Listings of elements and regions
<<<<

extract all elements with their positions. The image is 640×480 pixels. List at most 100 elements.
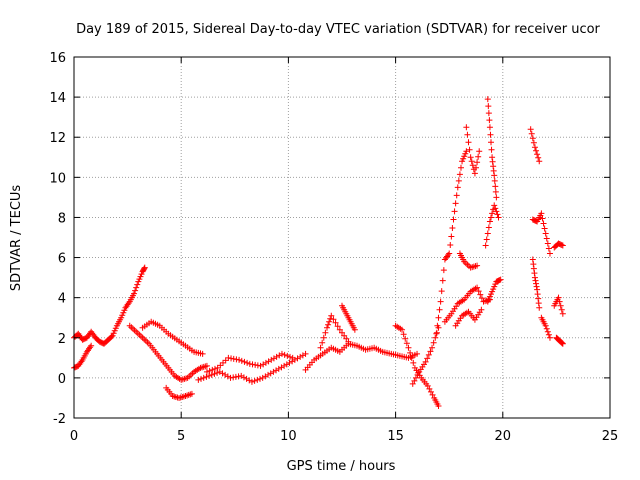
- data-point: [558, 339, 565, 346]
- data-point: [473, 164, 479, 171]
- data-point: [414, 350, 421, 357]
- x-tick-label: 25: [602, 429, 619, 444]
- series-track-x: [538, 314, 553, 341]
- data-point: [343, 335, 350, 342]
- data-point: [199, 350, 206, 357]
- data-point: [339, 329, 345, 336]
- data-point: [334, 323, 341, 330]
- data-point: [426, 385, 433, 392]
- x-axis-label: GPS time / hours: [287, 459, 396, 474]
- series-track-p: [456, 250, 481, 271]
- data-point: [531, 274, 538, 281]
- data-point: [492, 205, 499, 212]
- data-point: [118, 314, 125, 321]
- series-track-i: [317, 312, 352, 351]
- data-point: [427, 348, 434, 355]
- data-point: [429, 344, 436, 351]
- data-point: [254, 376, 261, 383]
- data-point: [492, 281, 499, 288]
- data-point: [558, 306, 565, 313]
- data-point: [471, 170, 478, 177]
- data-point: [302, 350, 309, 357]
- data-point: [494, 211, 501, 218]
- data-point: [533, 147, 540, 154]
- data-point: [534, 291, 541, 298]
- x-tick-labels: 0 5 10 15 20 25: [70, 429, 618, 444]
- series-track-g: [203, 350, 296, 375]
- data-point: [536, 158, 543, 165]
- y-tick-labels: -2 0 2 4 6 8 10 12 14 16: [49, 51, 66, 427]
- data-point: [251, 377, 258, 384]
- data-point: [411, 377, 418, 384]
- data-point: [488, 139, 495, 146]
- data-point: [399, 326, 406, 333]
- data-point: [259, 374, 266, 381]
- y-axis-label: SDTVAR / TECUs: [9, 185, 24, 292]
- data-point: [267, 370, 274, 377]
- data-point: [408, 354, 415, 361]
- data-point: [463, 124, 470, 131]
- data-point: [214, 369, 221, 376]
- data-point: [467, 154, 474, 161]
- data-point: [463, 148, 470, 155]
- data-point: [490, 286, 497, 293]
- data-point: [477, 291, 484, 298]
- data-point: [484, 96, 491, 103]
- data-point: [493, 194, 500, 201]
- data-point: [488, 214, 495, 221]
- data-point: [559, 242, 566, 249]
- data-point: [559, 310, 566, 317]
- data-point: [529, 135, 536, 142]
- data-point: [262, 359, 269, 366]
- data-point: [490, 167, 497, 174]
- data-point: [478, 295, 485, 302]
- data-point: [489, 288, 496, 295]
- data-point: [281, 362, 288, 369]
- data-point: [407, 349, 414, 356]
- data-point: [427, 388, 434, 395]
- data-point: [260, 361, 267, 368]
- data-point: [475, 288, 482, 295]
- data-point: [461, 153, 468, 160]
- data-point: [492, 188, 499, 195]
- data-point: [491, 283, 498, 290]
- data-point: [459, 158, 466, 165]
- data-point: [325, 321, 332, 328]
- data-point: [460, 155, 467, 162]
- data-point: [454, 184, 461, 191]
- data-point: [336, 326, 343, 333]
- data-point: [412, 374, 419, 381]
- series-track-t: [484, 276, 504, 305]
- data-point: [484, 230, 491, 237]
- series-track-aa: [553, 334, 566, 347]
- data-point: [486, 124, 493, 131]
- data-point: [485, 224, 492, 231]
- data-point: [474, 159, 481, 166]
- data-point: [545, 245, 552, 252]
- data-point: [546, 250, 553, 257]
- data-point: [222, 371, 229, 378]
- data-point: [425, 351, 432, 358]
- series-track-u: [527, 126, 543, 165]
- data-point: [286, 359, 293, 366]
- data-point: [450, 216, 457, 223]
- data-point: [544, 328, 551, 335]
- series-track-h: [302, 340, 421, 373]
- y-tick-label: 10: [49, 171, 66, 186]
- data-point: [435, 402, 442, 409]
- data-point: [330, 316, 337, 323]
- chart-title: Day 189 of 2015, Sidereal Day-to-day VTE…: [76, 22, 600, 37]
- data-point: [448, 233, 455, 240]
- data-point: [403, 340, 410, 347]
- data-point: [491, 177, 498, 184]
- data-point: [111, 327, 118, 334]
- data-point: [135, 278, 142, 285]
- data-points: [71, 96, 566, 409]
- data-point: [270, 355, 277, 362]
- data-point: [447, 242, 454, 249]
- data-point: [474, 262, 481, 269]
- data-point: [327, 315, 334, 322]
- data-point: [133, 284, 140, 291]
- data-point: [422, 358, 429, 365]
- data-point: [539, 215, 546, 222]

>>>>

Written exercise>
Return every one of the records above line for line, with no changes, and omit the pictures from your answer.

Task response>
extract all elements with their positions. The image is 640×480 pixels. List at most 100 elements.
- data-point: [558, 339, 565, 346]
- data-point: [473, 164, 479, 171]
- data-point: [414, 350, 421, 357]
- x-tick-label: 25: [602, 429, 619, 444]
- series-track-x: [538, 314, 553, 341]
- data-point: [343, 335, 350, 342]
- data-point: [199, 350, 206, 357]
- data-point: [339, 329, 345, 336]
- data-point: [334, 323, 341, 330]
- data-point: [426, 385, 433, 392]
- x-axis-label: GPS time / hours: [287, 459, 396, 474]
- series-track-p: [456, 250, 481, 271]
- data-point: [531, 274, 538, 281]
- data-point: [492, 205, 499, 212]
- data-point: [118, 314, 125, 321]
- series-track-i: [317, 312, 352, 351]
- data-point: [427, 348, 434, 355]
- data-point: [429, 344, 436, 351]
- data-point: [254, 376, 261, 383]
- data-point: [492, 281, 499, 288]
- data-point: [558, 306, 565, 313]
- data-point: [471, 170, 478, 177]
- data-point: [302, 350, 309, 357]
- data-point: [494, 211, 501, 218]
- data-point: [533, 147, 540, 154]
- data-point: [534, 291, 541, 298]
- x-tick-labels: 0 5 10 15 20 25: [70, 429, 618, 444]
- series-track-g: [203, 350, 296, 375]
- data-point: [536, 158, 543, 165]
- y-tick-labels: -2 0 2 4 6 8 10 12 14 16: [49, 51, 66, 427]
- data-point: [251, 377, 258, 384]
- data-point: [411, 377, 418, 384]
- data-point: [488, 139, 495, 146]
- data-point: [399, 326, 406, 333]
- data-point: [259, 374, 266, 381]
- y-axis-label: SDTVAR / TECUs: [9, 185, 24, 292]
- data-point: [267, 370, 274, 377]
- data-point: [408, 354, 415, 361]
- data-point: [463, 124, 470, 131]
- data-point: [214, 369, 221, 376]
- data-point: [467, 154, 474, 161]
- data-point: [463, 148, 470, 155]
- data-point: [490, 286, 497, 293]
- data-point: [477, 291, 484, 298]
- data-point: [484, 96, 491, 103]
- data-point: [493, 194, 500, 201]
- data-point: [488, 214, 495, 221]
- data-point: [559, 242, 566, 249]
- data-point: [559, 310, 566, 317]
- data-point: [529, 135, 536, 142]
- data-point: [262, 359, 269, 366]
- data-point: [490, 167, 497, 174]
- data-point: [478, 295, 485, 302]
- data-point: [489, 288, 496, 295]
- data-point: [281, 362, 288, 369]
- data-point: [407, 349, 414, 356]
- data-point: [427, 388, 434, 395]
- data-point: [260, 361, 267, 368]
- data-point: [475, 288, 482, 295]
- data-point: [461, 153, 468, 160]
- data-point: [492, 188, 499, 195]
- data-point: [491, 283, 498, 290]
- data-point: [459, 158, 466, 165]
- data-point: [325, 321, 332, 328]
- data-point: [460, 155, 467, 162]
- data-point: [454, 184, 461, 191]
- data-point: [336, 326, 343, 333]
- data-point: [412, 374, 419, 381]
- series-track-t: [484, 276, 504, 305]
- data-point: [484, 230, 491, 237]
- series-track-aa: [553, 334, 566, 347]
- data-point: [486, 124, 493, 131]
- data-point: [485, 224, 492, 231]
- data-point: [474, 159, 481, 166]
- data-point: [545, 245, 552, 252]
- data-point: [546, 250, 553, 257]
- data-point: [222, 371, 229, 378]
- data-point: [425, 351, 432, 358]
- series-track-u: [527, 126, 543, 165]
- data-point: [286, 359, 293, 366]
- data-point: [450, 216, 457, 223]
- data-point: [544, 328, 551, 335]
- series-track-h: [302, 340, 421, 373]
- y-tick-label: 10: [49, 171, 66, 186]
- data-point: [435, 402, 442, 409]
- data-point: [330, 316, 337, 323]
- chart-title: Day 189 of 2015, Sidereal Day-to-day VTE…: [76, 22, 600, 37]
- data-point: [448, 233, 455, 240]
- data-point: [403, 340, 410, 347]
- data-point: [491, 177, 498, 184]
- data-point: [111, 327, 118, 334]
- data-point: [135, 278, 142, 285]
- data-points: [71, 96, 566, 409]
- data-point: [270, 355, 277, 362]
- data-point: [447, 242, 454, 249]
- data-point: [474, 262, 481, 269]
- data-point: [327, 315, 334, 322]
- data-point: [133, 284, 140, 291]
- data-point: [422, 358, 429, 365]
- data-point: [539, 215, 546, 222]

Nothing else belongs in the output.